__REQUIREMENTS__. Copy out each line exactly as it appears.

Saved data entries
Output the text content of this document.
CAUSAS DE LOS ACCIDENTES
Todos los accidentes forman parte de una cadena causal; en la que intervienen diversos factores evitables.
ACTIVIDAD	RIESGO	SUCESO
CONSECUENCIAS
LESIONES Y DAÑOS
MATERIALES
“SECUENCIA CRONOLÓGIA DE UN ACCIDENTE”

__TASK SOLUTION__.
Output the text content of this document.
CAUSAS DE LOS ACCIDENTES
Todos los accidentes forman parte de una cadena causal; en la que intervienen diversos factores evitables.
ACTIVIDAD	RIESGO	SUCESO
CONSECUENCIAS
LESIONES Y DAÑOS
MATERIALES
“SECUENCIA CRONOLÓGIA DE UN ACCIDENTE”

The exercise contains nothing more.